Rows from a dataset
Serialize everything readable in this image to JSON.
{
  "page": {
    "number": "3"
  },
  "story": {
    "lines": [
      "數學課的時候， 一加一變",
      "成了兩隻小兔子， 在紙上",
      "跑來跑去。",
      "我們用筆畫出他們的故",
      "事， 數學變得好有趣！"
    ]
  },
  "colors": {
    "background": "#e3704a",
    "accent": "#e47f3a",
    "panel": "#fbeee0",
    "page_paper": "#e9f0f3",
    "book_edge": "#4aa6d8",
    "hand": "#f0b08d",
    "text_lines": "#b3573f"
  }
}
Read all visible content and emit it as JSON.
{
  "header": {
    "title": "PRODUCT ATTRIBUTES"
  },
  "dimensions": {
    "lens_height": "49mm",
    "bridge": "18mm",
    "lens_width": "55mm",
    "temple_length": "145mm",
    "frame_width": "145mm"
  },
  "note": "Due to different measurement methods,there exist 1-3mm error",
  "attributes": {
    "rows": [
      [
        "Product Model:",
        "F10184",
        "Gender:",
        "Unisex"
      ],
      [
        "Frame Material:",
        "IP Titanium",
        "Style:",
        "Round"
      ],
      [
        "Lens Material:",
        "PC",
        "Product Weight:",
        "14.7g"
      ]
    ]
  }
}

### What you are asked to do
Print back all the lines verbatim.

### Answer to the problem
Serialize everything readable in this image to JSON.
{
  "page": {
    "number": "3"
  },
  "story": {
    "lines": [
      "數學課的時候， 一加一變",
      "成了兩隻小兔子， 在紙上",
      "跑來跑去。",
      "我們用筆畫出他們的故",
      "事， 數學變得好有趣！"
    ]
  },
  "colors": {
    "background": "#e3704a",
    "accent": "#e47f3a",
    "panel": "#fbeee0",
    "page_paper": "#e9f0f3",
    "book_edge": "#4aa6d8",
    "hand": "#f0b08d",
    "text_lines": "#b3573f"
  }
}
Read all visible content and emit it as JSON.
{
  "header": {
    "title": "PRODUCT ATTRIBUTES"
  },
  "dimensions": {
    "lens_height": "49mm",
    "bridge": "18mm",
    "lens_width": "55mm",
    "temple_length": "145mm",
    "frame_width": "145mm"
  },
  "note": "Due to different measurement methods,there exist 1-3mm error",
  "attributes": {
    "rows": [
      [
        "Product Model:",
        "F10184",
        "Gender:",
        "Unisex"
      ],
      [
        "Frame Material:",
        "IP Titanium",
        "Style:",
        "Round"
      ],
      [
        "Lens Material:",
        "PC",
        "Product Weight:",
        "14.7g"
      ]
    ]
  }
}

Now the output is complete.